[Data records]
— start —

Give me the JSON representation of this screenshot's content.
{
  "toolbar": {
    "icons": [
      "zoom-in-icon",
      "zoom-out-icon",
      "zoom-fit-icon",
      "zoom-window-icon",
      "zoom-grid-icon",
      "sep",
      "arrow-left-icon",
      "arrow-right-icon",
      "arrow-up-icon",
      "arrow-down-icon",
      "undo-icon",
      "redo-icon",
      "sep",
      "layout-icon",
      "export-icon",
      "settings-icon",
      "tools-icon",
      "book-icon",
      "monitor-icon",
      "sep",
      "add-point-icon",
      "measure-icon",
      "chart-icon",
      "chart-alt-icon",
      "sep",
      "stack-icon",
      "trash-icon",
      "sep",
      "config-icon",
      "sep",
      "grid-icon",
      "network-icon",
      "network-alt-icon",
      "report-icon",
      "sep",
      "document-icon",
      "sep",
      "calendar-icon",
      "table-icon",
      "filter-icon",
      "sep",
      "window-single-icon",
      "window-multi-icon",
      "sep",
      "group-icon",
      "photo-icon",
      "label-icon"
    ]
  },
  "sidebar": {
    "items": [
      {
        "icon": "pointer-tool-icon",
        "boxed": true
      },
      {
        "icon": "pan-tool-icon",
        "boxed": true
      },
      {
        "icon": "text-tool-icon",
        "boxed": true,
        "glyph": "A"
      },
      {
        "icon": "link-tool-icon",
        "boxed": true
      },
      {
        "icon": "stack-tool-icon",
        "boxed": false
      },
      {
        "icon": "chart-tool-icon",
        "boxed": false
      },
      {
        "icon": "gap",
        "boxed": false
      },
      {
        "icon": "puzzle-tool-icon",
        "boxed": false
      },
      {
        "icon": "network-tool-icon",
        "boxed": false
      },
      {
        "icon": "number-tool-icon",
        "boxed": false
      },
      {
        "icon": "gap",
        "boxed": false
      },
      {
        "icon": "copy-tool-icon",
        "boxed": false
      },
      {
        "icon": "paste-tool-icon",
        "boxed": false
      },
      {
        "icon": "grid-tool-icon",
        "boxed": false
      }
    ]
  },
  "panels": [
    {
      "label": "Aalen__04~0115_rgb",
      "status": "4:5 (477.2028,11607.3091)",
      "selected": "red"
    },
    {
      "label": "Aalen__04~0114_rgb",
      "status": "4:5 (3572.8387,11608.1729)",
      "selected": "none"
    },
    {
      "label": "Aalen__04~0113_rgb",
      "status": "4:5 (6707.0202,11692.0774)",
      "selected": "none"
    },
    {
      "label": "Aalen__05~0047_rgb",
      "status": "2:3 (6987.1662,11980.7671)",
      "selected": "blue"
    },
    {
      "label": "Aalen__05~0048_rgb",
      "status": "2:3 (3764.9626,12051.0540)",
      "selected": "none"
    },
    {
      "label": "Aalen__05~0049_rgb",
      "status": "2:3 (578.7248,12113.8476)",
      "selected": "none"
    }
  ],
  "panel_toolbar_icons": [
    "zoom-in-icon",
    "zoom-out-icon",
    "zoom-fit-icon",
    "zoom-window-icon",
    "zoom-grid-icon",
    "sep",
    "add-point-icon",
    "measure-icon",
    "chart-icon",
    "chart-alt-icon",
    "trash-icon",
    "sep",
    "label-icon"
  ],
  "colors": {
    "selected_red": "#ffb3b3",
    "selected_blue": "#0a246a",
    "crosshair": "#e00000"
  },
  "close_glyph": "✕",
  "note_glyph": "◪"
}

— end —

TASK DIRECTIONS » Extract each line of the material exactly as it stands.

THE REPLY »
Give me the JSON representation of this screenshot's content.
{
  "toolbar": {
    "icons": [
      "zoom-in-icon",
      "zoom-out-icon",
      "zoom-fit-icon",
      "zoom-window-icon",
      "zoom-grid-icon",
      "sep",
      "arrow-left-icon",
      "arrow-right-icon",
      "arrow-up-icon",
      "arrow-down-icon",
      "undo-icon",
      "redo-icon",
      "sep",
      "layout-icon",
      "export-icon",
      "settings-icon",
      "tools-icon",
      "book-icon",
      "monitor-icon",
      "sep",
      "add-point-icon",
      "measure-icon",
      "chart-icon",
      "chart-alt-icon",
      "sep",
      "stack-icon",
      "trash-icon",
      "sep",
      "config-icon",
      "sep",
      "grid-icon",
      "network-icon",
      "network-alt-icon",
      "report-icon",
      "sep",
      "document-icon",
      "sep",
      "calendar-icon",
      "table-icon",
      "filter-icon",
      "sep",
      "window-single-icon",
      "window-multi-icon",
      "sep",
      "group-icon",
      "photo-icon",
      "label-icon"
    ]
  },
  "sidebar": {
    "items": [
      {
        "icon": "pointer-tool-icon",
        "boxed": true
      },
      {
        "icon": "pan-tool-icon",
        "boxed": true
      },
      {
        "icon": "text-tool-icon",
        "boxed": true,
        "glyph": "A"
      },
      {
        "icon": "link-tool-icon",
        "boxed": true
      },
      {
        "icon": "stack-tool-icon",
        "boxed": false
      },
      {
        "icon": "chart-tool-icon",
        "boxed": false
      },
      {
        "icon": "gap",
        "boxed": false
      },
      {
        "icon": "puzzle-tool-icon",
        "boxed": false
      },
      {
        "icon": "network-tool-icon",
        "boxed": false
      },
      {
        "icon": "number-tool-icon",
        "boxed": false
      },
      {
        "icon": "gap",
        "boxed": false
      },
      {
        "icon": "copy-tool-icon",
        "boxed": false
      },
      {
        "icon": "paste-tool-icon",
        "boxed": false
      },
      {
        "icon": "grid-tool-icon",
        "boxed": false
      }
    ]
  },
  "panels": [
    {
      "label": "Aalen__04~0115_rgb",
      "status": "4:5 (477.2028,11607.3091)",
      "selected": "red"
    },
    {
      "label": "Aalen__04~0114_rgb",
      "status": "4:5 (3572.8387,11608.1729)",
      "selected": "none"
    },
    {
      "label": "Aalen__04~0113_rgb",
      "status": "4:5 (6707.0202,11692.0774)",
      "selected": "none"
    },
    {
      "label": "Aalen__05~0047_rgb",
      "status": "2:3 (6987.1662,11980.7671)",
      "selected": "blue"
    },
    {
      "label": "Aalen__05~0048_rgb",
      "status": "2:3 (3764.9626,12051.0540)",
      "selected": "none"
    },
    {
      "label": "Aalen__05~0049_rgb",
      "status": "2:3 (578.7248,12113.8476)",
      "selected": "none"
    }
  ],
  "panel_toolbar_icons": [
    "zoom-in-icon",
    "zoom-out-icon",
    "zoom-fit-icon",
    "zoom-window-icon",
    "zoom-grid-icon",
    "sep",
    "add-point-icon",
    "measure-icon",
    "chart-icon",
    "chart-alt-icon",
    "trash-icon",
    "sep",
    "label-icon"
  ],
  "colors": {
    "selected_red": "#ffb3b3",
    "selected_blue": "#0a246a",
    "crosshair": "#e00000"
  },
  "close_glyph": "✕",
  "note_glyph": "◪"
}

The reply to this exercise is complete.